• WHAT YOU ARE ASKED TO DO:
For each line below that includes the word "yyyy", make a copy.
***** RECORD EXTRACTS
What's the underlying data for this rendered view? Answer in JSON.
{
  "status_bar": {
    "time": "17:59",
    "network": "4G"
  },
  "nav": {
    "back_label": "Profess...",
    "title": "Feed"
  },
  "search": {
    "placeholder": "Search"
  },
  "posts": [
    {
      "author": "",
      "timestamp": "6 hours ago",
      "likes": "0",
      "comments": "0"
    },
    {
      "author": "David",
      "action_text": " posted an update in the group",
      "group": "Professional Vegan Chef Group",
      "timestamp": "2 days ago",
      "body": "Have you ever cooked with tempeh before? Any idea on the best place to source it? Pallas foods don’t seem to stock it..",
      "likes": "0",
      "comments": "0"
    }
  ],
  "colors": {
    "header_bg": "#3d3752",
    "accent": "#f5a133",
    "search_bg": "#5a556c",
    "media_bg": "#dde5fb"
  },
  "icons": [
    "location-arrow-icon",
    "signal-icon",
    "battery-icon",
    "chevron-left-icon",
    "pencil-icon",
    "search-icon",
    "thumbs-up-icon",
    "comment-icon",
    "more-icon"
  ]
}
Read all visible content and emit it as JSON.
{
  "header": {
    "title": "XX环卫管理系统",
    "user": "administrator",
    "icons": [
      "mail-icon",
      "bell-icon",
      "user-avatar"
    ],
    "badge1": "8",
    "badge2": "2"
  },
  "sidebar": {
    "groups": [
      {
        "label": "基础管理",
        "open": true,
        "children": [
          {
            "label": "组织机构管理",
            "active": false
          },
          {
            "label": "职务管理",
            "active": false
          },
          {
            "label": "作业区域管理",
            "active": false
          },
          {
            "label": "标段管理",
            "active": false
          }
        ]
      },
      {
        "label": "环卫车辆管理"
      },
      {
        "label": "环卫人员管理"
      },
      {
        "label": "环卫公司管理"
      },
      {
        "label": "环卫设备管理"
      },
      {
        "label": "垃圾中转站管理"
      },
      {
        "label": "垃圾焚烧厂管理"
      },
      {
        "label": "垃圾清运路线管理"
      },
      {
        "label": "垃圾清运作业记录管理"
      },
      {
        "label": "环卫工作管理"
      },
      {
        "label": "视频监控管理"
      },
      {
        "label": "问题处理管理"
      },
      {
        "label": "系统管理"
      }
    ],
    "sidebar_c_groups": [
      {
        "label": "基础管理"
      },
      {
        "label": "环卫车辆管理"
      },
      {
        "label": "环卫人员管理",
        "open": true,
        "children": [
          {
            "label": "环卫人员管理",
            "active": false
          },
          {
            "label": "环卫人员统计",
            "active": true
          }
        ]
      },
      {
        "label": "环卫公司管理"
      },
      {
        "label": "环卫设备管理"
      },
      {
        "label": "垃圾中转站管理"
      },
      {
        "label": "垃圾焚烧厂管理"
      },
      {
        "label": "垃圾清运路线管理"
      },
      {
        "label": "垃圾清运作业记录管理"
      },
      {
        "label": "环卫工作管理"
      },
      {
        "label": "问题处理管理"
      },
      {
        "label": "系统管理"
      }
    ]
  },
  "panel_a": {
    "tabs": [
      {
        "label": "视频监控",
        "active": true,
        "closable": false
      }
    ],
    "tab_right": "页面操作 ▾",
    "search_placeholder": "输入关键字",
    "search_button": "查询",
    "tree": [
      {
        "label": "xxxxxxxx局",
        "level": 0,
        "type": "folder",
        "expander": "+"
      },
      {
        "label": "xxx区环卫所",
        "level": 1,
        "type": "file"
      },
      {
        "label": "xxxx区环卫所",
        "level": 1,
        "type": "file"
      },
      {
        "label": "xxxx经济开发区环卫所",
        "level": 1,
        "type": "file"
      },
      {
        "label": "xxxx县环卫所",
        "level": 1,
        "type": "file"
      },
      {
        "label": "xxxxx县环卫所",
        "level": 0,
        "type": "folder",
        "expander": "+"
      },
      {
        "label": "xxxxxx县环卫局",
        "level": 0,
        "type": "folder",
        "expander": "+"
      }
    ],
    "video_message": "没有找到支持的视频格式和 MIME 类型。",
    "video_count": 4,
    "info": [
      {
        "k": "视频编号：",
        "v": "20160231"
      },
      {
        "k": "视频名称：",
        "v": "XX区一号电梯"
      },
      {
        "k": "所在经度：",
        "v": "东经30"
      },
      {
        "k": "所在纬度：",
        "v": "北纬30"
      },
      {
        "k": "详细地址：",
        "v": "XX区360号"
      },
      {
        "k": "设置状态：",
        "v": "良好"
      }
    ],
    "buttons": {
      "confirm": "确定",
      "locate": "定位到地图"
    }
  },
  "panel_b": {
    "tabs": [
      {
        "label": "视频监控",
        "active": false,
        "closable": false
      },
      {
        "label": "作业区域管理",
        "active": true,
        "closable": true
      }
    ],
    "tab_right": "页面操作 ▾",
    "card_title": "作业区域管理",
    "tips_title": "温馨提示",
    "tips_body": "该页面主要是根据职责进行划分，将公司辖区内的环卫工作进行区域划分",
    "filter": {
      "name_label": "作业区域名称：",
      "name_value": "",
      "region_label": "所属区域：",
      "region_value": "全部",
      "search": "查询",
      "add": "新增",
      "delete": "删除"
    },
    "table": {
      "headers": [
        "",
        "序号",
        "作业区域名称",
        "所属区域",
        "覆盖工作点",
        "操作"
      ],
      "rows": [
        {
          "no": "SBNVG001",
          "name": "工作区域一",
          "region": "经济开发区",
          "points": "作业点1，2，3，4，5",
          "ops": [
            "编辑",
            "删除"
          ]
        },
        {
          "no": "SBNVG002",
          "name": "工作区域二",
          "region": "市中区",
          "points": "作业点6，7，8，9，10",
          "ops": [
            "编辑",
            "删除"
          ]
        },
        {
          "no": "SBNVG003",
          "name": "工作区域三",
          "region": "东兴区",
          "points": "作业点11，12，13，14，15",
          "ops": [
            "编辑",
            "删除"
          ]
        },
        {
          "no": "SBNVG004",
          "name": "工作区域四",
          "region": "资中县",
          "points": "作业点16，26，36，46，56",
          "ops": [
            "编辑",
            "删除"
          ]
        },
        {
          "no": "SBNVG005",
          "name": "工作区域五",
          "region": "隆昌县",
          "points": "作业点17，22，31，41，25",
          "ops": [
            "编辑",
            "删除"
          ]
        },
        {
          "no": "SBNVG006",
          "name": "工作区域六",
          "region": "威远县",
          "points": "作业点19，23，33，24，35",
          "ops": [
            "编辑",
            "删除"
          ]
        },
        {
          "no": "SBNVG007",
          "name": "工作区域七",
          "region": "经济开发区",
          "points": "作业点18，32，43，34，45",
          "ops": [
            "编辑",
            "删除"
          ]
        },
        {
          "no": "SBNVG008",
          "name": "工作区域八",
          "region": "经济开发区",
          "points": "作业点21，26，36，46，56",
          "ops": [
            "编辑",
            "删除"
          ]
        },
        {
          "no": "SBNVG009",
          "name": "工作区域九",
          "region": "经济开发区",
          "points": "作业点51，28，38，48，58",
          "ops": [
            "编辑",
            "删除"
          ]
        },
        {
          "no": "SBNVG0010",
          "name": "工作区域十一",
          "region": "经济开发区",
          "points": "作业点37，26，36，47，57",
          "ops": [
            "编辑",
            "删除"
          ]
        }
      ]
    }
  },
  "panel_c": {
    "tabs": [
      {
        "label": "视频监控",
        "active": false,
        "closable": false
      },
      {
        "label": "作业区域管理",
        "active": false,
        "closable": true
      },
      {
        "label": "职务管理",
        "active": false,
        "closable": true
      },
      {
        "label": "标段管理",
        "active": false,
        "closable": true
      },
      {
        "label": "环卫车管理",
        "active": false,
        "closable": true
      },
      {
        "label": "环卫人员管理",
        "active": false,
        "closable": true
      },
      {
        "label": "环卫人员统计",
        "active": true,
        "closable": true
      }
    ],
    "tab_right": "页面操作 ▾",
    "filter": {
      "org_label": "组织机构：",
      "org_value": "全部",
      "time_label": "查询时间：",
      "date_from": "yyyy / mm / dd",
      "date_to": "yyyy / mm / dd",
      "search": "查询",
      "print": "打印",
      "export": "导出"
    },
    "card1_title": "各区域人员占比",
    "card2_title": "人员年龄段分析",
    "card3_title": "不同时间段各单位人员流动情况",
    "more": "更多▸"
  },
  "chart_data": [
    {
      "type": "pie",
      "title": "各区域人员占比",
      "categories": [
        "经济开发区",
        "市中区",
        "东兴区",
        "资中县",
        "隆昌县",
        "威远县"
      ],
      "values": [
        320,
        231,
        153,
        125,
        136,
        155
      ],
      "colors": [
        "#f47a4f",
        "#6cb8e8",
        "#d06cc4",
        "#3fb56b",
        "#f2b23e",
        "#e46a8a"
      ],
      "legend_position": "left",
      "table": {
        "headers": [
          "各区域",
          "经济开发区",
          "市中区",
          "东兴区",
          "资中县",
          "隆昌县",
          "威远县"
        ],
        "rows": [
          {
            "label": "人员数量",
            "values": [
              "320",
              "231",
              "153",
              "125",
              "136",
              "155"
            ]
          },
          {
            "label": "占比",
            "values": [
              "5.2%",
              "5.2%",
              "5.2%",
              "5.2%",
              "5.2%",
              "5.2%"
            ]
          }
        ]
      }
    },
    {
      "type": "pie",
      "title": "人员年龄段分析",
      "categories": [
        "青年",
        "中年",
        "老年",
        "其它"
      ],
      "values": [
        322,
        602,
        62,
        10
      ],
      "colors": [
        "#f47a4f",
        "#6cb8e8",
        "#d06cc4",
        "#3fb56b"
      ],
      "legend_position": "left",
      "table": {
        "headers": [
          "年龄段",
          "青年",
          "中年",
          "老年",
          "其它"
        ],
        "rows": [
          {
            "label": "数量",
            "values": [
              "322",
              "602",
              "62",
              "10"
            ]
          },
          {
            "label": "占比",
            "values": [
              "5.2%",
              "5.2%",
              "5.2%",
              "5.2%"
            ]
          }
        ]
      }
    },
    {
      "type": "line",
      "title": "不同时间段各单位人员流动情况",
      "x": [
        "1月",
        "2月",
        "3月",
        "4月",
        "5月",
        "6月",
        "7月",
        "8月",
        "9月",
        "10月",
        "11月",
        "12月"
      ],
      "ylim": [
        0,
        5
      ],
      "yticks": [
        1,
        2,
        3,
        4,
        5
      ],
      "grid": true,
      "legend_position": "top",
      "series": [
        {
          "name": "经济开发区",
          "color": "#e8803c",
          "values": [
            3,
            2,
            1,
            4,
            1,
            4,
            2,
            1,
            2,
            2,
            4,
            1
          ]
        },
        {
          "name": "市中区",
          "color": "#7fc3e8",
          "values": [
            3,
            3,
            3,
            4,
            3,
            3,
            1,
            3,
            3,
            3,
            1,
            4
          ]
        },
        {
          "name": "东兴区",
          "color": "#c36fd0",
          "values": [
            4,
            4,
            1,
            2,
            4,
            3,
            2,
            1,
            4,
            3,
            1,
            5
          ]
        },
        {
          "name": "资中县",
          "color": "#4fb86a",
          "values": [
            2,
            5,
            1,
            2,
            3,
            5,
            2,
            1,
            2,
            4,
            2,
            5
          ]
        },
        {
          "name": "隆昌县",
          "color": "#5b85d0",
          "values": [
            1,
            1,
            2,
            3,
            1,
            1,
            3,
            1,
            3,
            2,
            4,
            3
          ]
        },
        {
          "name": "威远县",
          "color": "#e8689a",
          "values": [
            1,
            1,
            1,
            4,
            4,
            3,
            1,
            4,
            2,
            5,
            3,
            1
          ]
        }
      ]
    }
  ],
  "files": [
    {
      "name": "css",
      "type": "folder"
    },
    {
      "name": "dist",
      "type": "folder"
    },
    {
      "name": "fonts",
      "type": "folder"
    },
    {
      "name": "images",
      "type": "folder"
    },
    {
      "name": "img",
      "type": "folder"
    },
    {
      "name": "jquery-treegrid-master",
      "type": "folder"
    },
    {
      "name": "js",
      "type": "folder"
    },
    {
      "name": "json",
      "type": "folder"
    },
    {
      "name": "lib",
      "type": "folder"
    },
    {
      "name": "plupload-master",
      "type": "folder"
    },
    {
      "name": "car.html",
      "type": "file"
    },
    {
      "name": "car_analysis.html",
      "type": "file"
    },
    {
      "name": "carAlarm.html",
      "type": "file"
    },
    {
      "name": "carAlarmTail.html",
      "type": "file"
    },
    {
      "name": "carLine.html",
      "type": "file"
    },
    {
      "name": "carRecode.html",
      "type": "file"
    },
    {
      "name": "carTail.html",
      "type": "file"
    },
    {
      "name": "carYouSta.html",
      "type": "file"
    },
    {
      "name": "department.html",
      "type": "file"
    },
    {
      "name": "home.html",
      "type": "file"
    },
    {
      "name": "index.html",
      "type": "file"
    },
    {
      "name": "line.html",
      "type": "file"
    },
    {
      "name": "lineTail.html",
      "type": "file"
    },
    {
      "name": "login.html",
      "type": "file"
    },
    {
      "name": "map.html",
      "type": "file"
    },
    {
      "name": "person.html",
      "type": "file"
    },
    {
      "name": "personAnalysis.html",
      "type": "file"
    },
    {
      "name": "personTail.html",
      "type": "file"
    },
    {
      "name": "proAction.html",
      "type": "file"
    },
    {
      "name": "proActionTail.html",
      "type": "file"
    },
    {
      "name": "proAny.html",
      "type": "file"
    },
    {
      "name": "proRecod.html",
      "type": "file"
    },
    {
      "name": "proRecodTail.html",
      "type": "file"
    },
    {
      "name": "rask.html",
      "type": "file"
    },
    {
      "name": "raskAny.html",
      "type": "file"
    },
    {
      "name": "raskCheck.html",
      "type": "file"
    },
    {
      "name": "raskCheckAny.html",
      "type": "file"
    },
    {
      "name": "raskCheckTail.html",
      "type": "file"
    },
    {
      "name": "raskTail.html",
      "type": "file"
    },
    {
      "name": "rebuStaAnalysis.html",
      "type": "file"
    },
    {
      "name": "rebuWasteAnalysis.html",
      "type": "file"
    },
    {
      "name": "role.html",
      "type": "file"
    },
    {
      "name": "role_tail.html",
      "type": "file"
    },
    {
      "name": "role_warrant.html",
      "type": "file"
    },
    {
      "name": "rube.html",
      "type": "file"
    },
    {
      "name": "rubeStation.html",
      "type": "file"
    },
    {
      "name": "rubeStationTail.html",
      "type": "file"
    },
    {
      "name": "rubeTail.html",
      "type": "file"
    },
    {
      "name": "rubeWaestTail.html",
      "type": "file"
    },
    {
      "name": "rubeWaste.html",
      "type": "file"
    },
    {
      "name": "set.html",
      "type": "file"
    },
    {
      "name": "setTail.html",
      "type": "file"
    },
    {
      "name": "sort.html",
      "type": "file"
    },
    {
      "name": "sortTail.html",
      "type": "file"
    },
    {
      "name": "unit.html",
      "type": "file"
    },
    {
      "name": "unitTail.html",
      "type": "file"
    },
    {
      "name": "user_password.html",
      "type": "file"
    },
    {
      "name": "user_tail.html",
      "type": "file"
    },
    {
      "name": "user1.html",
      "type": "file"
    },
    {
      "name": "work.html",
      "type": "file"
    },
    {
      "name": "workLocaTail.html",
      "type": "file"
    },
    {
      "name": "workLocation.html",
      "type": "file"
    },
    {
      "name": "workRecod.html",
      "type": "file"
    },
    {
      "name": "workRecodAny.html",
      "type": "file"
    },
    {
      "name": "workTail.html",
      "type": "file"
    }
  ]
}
**********
• WRITTEN RESPONSE:
      "date_from": "yyyy / mm / dd",
      "date_to": "yyyy / mm / dd",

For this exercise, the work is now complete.